## Challenge
Comb the records below for the string "Arábie" and copy each line where it turns up.
Data supplied start
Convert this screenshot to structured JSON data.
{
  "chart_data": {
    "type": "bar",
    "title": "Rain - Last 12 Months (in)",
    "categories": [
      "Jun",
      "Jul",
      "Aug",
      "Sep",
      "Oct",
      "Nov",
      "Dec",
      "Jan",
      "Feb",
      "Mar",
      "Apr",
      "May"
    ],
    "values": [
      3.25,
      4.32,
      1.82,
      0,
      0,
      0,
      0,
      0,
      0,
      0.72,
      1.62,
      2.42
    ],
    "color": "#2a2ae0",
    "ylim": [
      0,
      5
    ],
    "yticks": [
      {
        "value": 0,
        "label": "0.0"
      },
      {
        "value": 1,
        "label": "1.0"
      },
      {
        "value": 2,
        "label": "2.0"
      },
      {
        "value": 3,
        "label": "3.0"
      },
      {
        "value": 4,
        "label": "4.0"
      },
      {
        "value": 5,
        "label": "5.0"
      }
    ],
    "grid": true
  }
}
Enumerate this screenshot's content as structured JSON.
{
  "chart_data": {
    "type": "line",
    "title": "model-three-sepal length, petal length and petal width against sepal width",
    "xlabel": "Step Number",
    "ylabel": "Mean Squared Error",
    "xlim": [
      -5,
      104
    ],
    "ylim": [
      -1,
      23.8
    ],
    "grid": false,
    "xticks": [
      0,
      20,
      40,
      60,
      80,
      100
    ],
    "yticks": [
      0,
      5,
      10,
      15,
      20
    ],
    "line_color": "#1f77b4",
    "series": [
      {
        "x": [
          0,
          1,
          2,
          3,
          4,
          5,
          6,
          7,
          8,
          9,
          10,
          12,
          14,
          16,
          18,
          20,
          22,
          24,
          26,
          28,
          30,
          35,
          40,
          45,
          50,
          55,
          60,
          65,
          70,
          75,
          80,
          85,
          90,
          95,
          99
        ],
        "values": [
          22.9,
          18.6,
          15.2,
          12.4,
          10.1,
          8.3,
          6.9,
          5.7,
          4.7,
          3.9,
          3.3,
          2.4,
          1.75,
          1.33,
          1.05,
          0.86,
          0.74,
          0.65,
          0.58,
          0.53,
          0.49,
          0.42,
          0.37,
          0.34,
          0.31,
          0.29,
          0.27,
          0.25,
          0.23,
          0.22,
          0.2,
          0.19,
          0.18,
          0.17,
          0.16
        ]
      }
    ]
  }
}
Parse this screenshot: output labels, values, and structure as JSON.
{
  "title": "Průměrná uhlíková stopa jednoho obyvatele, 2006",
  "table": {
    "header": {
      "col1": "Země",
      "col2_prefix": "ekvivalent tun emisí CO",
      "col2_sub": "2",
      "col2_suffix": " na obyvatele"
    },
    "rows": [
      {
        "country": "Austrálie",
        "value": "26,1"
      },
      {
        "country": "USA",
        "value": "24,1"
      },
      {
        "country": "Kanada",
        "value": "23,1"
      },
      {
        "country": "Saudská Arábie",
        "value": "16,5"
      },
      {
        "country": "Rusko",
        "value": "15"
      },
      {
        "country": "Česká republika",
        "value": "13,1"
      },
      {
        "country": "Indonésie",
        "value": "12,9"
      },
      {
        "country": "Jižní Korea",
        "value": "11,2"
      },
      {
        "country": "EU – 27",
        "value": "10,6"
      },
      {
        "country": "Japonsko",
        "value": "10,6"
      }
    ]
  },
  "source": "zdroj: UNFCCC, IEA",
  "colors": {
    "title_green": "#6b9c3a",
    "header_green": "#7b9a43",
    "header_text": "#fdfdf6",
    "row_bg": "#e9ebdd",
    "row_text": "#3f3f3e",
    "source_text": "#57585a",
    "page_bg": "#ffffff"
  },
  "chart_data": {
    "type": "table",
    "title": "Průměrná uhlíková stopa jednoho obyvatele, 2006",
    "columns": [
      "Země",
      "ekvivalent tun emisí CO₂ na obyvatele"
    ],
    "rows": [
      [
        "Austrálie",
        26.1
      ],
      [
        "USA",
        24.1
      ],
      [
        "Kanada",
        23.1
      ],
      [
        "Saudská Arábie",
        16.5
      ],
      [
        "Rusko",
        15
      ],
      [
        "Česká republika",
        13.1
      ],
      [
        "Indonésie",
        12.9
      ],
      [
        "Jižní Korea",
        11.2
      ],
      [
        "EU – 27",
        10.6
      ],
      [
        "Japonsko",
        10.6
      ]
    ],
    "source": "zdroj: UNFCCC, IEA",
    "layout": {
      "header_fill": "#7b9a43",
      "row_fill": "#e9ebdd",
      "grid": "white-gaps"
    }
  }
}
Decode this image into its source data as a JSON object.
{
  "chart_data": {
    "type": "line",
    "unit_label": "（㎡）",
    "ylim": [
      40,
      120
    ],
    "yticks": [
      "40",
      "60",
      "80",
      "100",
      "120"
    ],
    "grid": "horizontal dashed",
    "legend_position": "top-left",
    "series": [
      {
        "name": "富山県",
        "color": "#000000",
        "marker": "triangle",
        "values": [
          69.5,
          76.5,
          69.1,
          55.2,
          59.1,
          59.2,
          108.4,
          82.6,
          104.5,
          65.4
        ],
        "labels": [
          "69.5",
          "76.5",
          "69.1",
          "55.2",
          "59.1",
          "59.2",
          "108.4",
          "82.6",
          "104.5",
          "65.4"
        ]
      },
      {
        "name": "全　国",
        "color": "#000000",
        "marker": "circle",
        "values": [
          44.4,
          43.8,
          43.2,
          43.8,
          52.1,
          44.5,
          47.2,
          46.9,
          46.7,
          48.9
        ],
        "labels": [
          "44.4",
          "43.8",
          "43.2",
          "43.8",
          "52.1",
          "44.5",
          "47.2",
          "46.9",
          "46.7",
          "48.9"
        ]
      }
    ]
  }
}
Data supplied end
Data supplied start
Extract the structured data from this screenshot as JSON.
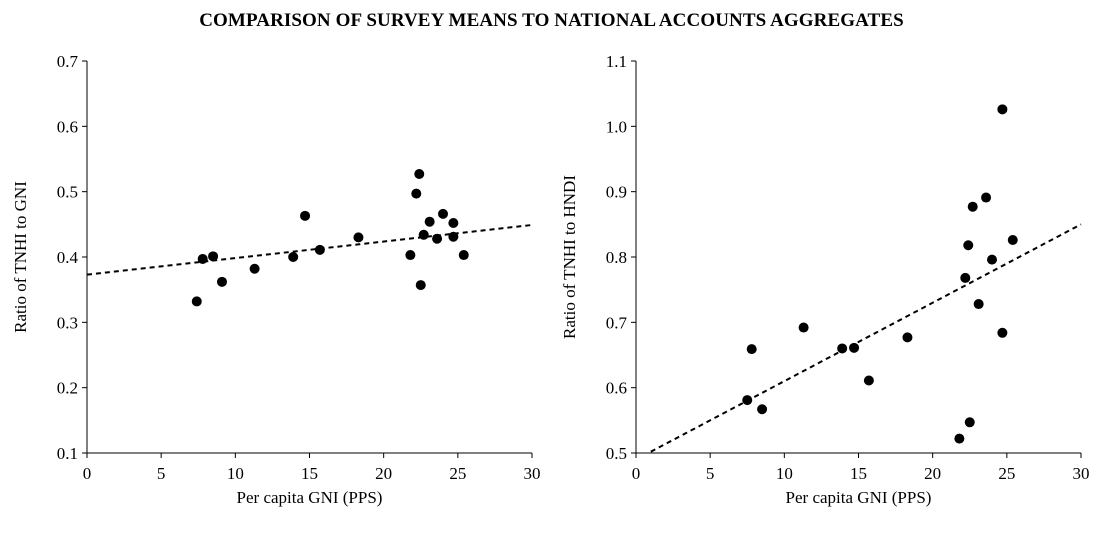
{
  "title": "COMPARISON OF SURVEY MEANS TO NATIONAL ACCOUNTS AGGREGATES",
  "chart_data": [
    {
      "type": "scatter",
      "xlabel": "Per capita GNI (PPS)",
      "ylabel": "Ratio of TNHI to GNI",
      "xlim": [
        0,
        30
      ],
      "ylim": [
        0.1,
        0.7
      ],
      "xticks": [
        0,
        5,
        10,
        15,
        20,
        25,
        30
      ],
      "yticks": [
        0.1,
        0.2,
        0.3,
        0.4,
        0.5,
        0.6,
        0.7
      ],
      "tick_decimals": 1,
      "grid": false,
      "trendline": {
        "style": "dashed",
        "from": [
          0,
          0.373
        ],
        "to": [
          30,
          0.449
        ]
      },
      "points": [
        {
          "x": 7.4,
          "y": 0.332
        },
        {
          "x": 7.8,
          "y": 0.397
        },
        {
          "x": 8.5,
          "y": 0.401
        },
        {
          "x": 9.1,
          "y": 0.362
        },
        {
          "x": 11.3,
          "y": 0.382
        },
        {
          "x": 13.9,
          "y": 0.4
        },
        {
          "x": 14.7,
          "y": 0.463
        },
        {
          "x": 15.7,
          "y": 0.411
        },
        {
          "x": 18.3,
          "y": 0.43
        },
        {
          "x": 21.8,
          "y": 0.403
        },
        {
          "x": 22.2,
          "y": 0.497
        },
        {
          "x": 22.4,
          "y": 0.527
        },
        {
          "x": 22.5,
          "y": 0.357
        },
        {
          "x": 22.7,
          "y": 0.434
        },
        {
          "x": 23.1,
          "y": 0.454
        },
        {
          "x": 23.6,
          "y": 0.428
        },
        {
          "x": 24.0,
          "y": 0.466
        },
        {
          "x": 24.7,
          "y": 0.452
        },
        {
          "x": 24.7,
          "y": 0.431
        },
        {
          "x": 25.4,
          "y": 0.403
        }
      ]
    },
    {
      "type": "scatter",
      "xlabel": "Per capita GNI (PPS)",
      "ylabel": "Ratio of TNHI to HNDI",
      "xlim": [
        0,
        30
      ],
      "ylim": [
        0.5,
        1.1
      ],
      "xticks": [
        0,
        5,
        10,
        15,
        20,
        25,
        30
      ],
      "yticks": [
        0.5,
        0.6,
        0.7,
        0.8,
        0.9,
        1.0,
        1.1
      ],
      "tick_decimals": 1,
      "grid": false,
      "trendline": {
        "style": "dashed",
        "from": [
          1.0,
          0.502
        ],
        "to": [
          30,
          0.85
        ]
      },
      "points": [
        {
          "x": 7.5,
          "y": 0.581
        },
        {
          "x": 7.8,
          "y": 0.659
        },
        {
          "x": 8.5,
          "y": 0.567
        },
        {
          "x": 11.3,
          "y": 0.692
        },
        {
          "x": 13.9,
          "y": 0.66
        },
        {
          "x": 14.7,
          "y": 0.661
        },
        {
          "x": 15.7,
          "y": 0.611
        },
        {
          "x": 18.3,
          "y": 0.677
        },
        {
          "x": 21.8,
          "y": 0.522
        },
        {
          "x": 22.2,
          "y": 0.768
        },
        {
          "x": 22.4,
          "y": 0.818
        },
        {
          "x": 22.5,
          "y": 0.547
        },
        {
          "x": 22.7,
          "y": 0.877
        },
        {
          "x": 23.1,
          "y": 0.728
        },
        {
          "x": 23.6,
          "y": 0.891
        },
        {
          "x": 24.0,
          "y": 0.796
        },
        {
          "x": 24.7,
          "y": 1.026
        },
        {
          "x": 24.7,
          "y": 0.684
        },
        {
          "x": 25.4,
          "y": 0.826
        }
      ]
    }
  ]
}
Data supplied end
## Task result
        "country": "Saudská Arábie",
        "Saudská Arábie",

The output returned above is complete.